→ What is being asked:
Output the entries verbatim, including every line.
● ● ● ● ●
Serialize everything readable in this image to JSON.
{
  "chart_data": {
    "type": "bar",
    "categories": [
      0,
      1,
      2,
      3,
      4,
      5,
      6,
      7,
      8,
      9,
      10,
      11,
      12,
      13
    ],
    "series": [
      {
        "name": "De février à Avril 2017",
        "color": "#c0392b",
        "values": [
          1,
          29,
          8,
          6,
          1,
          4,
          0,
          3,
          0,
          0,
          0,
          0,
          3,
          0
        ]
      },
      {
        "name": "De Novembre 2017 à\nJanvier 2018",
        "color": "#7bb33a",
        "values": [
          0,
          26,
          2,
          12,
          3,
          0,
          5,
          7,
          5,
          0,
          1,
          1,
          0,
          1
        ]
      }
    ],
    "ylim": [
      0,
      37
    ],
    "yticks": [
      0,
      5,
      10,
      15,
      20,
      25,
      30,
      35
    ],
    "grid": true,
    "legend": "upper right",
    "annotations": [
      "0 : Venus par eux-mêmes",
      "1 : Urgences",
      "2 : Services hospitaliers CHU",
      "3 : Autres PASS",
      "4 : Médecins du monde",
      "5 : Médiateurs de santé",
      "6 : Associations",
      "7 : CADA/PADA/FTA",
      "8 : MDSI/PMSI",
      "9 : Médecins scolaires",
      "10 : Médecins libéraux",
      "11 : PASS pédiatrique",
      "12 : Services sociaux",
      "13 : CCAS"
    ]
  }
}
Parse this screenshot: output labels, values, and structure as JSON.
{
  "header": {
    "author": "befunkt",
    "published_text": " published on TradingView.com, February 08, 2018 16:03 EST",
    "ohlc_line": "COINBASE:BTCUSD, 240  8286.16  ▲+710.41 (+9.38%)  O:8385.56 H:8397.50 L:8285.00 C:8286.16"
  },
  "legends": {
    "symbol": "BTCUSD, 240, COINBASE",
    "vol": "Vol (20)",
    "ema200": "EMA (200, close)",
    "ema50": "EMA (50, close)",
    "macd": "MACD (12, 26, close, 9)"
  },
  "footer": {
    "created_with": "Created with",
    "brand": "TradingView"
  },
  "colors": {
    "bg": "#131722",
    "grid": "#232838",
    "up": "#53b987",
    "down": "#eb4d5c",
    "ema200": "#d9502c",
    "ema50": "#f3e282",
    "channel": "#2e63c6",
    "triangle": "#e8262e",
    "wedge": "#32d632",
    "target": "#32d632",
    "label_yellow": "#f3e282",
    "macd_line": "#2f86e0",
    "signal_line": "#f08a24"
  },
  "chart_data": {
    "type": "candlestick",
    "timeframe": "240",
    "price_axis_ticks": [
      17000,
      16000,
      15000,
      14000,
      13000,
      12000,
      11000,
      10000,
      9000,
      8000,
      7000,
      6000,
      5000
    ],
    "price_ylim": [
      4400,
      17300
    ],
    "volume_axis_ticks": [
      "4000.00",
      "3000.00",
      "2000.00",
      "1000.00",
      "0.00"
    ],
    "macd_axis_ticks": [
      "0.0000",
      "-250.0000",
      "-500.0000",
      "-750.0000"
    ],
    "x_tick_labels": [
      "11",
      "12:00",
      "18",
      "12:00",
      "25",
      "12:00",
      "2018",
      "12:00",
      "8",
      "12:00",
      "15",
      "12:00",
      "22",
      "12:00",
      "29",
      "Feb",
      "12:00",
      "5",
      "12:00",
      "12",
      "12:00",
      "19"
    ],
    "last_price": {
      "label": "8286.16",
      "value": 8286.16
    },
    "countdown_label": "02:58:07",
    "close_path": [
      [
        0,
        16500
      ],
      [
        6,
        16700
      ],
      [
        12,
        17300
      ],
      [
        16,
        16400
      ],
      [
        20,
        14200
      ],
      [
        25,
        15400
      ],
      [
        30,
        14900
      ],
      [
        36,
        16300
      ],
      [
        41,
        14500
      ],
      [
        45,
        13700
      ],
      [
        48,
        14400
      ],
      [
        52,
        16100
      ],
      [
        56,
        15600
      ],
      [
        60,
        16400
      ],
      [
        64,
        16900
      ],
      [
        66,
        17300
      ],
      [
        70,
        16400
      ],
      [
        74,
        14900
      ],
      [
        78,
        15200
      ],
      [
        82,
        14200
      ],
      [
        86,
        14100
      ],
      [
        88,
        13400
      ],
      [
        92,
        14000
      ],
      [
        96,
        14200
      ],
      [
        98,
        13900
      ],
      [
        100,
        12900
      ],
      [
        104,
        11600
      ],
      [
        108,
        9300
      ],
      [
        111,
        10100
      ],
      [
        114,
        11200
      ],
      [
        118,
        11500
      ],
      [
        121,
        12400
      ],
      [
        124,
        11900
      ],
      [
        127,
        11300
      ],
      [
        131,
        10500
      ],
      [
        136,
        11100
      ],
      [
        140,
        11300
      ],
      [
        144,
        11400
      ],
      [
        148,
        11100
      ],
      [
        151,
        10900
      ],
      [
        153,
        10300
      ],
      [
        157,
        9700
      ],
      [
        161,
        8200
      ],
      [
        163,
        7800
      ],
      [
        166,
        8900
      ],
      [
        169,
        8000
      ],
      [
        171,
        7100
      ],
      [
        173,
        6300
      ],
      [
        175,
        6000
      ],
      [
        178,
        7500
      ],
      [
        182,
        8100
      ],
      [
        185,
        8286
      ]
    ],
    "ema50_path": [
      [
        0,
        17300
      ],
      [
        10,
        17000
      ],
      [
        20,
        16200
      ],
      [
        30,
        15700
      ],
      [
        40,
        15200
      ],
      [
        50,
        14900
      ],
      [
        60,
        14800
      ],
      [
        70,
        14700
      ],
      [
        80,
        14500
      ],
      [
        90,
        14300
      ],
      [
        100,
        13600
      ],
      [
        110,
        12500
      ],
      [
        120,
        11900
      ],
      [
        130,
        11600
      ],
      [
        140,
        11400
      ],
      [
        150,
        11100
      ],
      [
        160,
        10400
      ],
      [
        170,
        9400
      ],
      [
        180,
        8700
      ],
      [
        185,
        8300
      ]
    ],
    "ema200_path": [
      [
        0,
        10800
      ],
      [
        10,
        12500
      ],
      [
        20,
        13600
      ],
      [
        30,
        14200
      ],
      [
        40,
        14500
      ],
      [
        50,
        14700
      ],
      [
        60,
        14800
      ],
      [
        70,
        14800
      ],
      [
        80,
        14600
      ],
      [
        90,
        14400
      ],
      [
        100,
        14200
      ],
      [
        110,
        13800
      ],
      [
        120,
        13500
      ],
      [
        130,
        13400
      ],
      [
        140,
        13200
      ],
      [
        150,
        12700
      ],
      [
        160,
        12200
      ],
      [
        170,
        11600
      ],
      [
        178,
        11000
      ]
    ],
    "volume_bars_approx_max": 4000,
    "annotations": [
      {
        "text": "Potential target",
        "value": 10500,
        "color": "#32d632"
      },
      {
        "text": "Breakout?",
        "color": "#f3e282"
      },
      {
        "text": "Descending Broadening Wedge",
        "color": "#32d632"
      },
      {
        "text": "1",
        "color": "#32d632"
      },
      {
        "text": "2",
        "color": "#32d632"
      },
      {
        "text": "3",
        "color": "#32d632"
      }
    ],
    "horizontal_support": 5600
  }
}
● ● ● ● ●
→ Result for this exercise:
Serialize everything readable in this image to JSON.
{
  "chart_data": {
    "type": "bar",
    "categories": [
      0,
      1,
      2,
      3,
      4,
      5,
      6,
      7,
      8,
      9,
      10,
      11,
      12,
      13
    ],
    "series": [
      {
        "name": "De février à Avril 2017",
        "color": "#c0392b",
        "values": [
          1,
          29,
          8,
          6,
          1,
          4,
          0,
          3,
          0,
          0,
          0,
          0,
          3,
          0
        ]
      },
      {
        "name": "De Novembre 2017 à\nJanvier 2018",
        "color": "#7bb33a",
        "values": [
          0,
          26,
          2,
          12,
          3,
          0,
          5,
          7,
          5,
          0,
          1,
          1,
          0,
          1
        ]
      }
    ],
    "ylim": [
      0,
      37
    ],
    "yticks": [
      0,
      5,
      10,
      15,
      20,
      25,
      30,
      35
    ],
    "grid": true,
    "legend": "upper right",
    "annotations": [
      "0 : Venus par eux-mêmes",
      "1 : Urgences",
      "2 : Services hospitaliers CHU",
      "3 : Autres PASS",
      "4 : Médecins du monde",
      "5 : Médiateurs de santé",
      "6 : Associations",
      "7 : CADA/PADA/FTA",
      "8 : MDSI/PMSI",
      "9 : Médecins scolaires",
      "10 : Médecins libéraux",
      "11 : PASS pédiatrique",
      "12 : Services sociaux",
      "13 : CCAS"
    ]
  }
}
Parse this screenshot: output labels, values, and structure as JSON.
{
  "header": {
    "author": "befunkt",
    "published_text": " published on TradingView.com, February 08, 2018 16:03 EST",
    "ohlc_line": "COINBASE:BTCUSD, 240  8286.16  ▲+710.41 (+9.38%)  O:8385.56 H:8397.50 L:8285.00 C:8286.16"
  },
  "legends": {
    "symbol": "BTCUSD, 240, COINBASE",
    "vol": "Vol (20)",
    "ema200": "EMA (200, close)",
    "ema50": "EMA (50, close)",
    "macd": "MACD (12, 26, close, 9)"
  },
  "footer": {
    "created_with": "Created with",
    "brand": "TradingView"
  },
  "colors": {
    "bg": "#131722",
    "grid": "#232838",
    "up": "#53b987",
    "down": "#eb4d5c",
    "ema200": "#d9502c",
    "ema50": "#f3e282",
    "channel": "#2e63c6",
    "triangle": "#e8262e",
    "wedge": "#32d632",
    "target": "#32d632",
    "label_yellow": "#f3e282",
    "macd_line": "#2f86e0",
    "signal_line": "#f08a24"
  },
  "chart_data": {
    "type": "candlestick",
    "timeframe": "240",
    "price_axis_ticks": [
      17000,
      16000,
      15000,
      14000,
      13000,
      12000,
      11000,
      10000,
      9000,
      8000,
      7000,
      6000,
      5000
    ],
    "price_ylim": [
      4400,
      17300
    ],
    "volume_axis_ticks": [
      "4000.00",
      "3000.00",
      "2000.00",
      "1000.00",
      "0.00"
    ],
    "macd_axis_ticks": [
      "0.0000",
      "-250.0000",
      "-500.0000",
      "-750.0000"
    ],
    "x_tick_labels": [
      "11",
      "12:00",
      "18",
      "12:00",
      "25",
      "12:00",
      "2018",
      "12:00",
      "8",
      "12:00",
      "15",
      "12:00",
      "22",
      "12:00",
      "29",
      "Feb",
      "12:00",
      "5",
      "12:00",
      "12",
      "12:00",
      "19"
    ],
    "last_price": {
      "label": "8286.16",
      "value": 8286.16
    },
    "countdown_label": "02:58:07",
    "close_path": [
      [
        0,
        16500
      ],
      [
        6,
        16700
      ],
      [
        12,
        17300
      ],
      [
        16,
        16400
      ],
      [
        20,
        14200
      ],
      [
        25,
        15400
      ],
      [
        30,
        14900
      ],
      [
        36,
        16300
      ],
      [
        41,
        14500
      ],
      [
        45,
        13700
      ],
      [
        48,
        14400
      ],
      [
        52,
        16100
      ],
      [
        56,
        15600
      ],
      [
        60,
        16400
      ],
      [
        64,
        16900
      ],
      [
        66,
        17300
      ],
      [
        70,
        16400
      ],
      [
        74,
        14900
      ],
      [
        78,
        15200
      ],
      [
        82,
        14200
      ],
      [
        86,
        14100
      ],
      [
        88,
        13400
      ],
      [
        92,
        14000
      ],
      [
        96,
        14200
      ],
      [
        98,
        13900
      ],
      [
        100,
        12900
      ],
      [
        104,
        11600
      ],
      [
        108,
        9300
      ],
      [
        111,
        10100
      ],
      [
        114,
        11200
      ],
      [
        118,
        11500
      ],
      [
        121,
        12400
      ],
      [
        124,
        11900
      ],
      [
        127,
        11300
      ],
      [
        131,
        10500
      ],
      [
        136,
        11100
      ],
      [
        140,
        11300
      ],
      [
        144,
        11400
      ],
      [
        148,
        11100
      ],
      [
        151,
        10900
      ],
      [
        153,
        10300
      ],
      [
        157,
        9700
      ],
      [
        161,
        8200
      ],
      [
        163,
        7800
      ],
      [
        166,
        8900
      ],
      [
        169,
        8000
      ],
      [
        171,
        7100
      ],
      [
        173,
        6300
      ],
      [
        175,
        6000
      ],
      [
        178,
        7500
      ],
      [
        182,
        8100
      ],
      [
        185,
        8286
      ]
    ],
    "ema50_path": [
      [
        0,
        17300
      ],
      [
        10,
        17000
      ],
      [
        20,
        16200
      ],
      [
        30,
        15700
      ],
      [
        40,
        15200
      ],
      [
        50,
        14900
      ],
      [
        60,
        14800
      ],
      [
        70,
        14700
      ],
      [
        80,
        14500
      ],
      [
        90,
        14300
      ],
      [
        100,
        13600
      ],
      [
        110,
        12500
      ],
      [
        120,
        11900
      ],
      [
        130,
        11600
      ],
      [
        140,
        11400
      ],
      [
        150,
        11100
      ],
      [
        160,
        10400
      ],
      [
        170,
        9400
      ],
      [
        180,
        8700
      ],
      [
        185,
        8300
      ]
    ],
    "ema200_path": [
      [
        0,
        10800
      ],
      [
        10,
        12500
      ],
      [
        20,
        13600
      ],
      [
        30,
        14200
      ],
      [
        40,
        14500
      ],
      [
        50,
        14700
      ],
      [
        60,
        14800
      ],
      [
        70,
        14800
      ],
      [
        80,
        14600
      ],
      [
        90,
        14400
      ],
      [
        100,
        14200
      ],
      [
        110,
        13800
      ],
      [
        120,
        13500
      ],
      [
        130,
        13400
      ],
      [
        140,
        13200
      ],
      [
        150,
        12700
      ],
      [
        160,
        12200
      ],
      [
        170,
        11600
      ],
      [
        178,
        11000
      ]
    ],
    "volume_bars_approx_max": 4000,
    "annotations": [
      {
        "text": "Potential target",
        "value": 10500,
        "color": "#32d632"
      },
      {
        "text": "Breakout?",
        "color": "#f3e282"
      },
      {
        "text": "Descending Broadening Wedge",
        "color": "#32d632"
      },
      {
        "text": "1",
        "color": "#32d632"
      },
      {
        "text": "2",
        "color": "#32d632"
      },
      {
        "text": "3",
        "color": "#32d632"
      }
    ],
    "horizontal_support": 5600
  }
}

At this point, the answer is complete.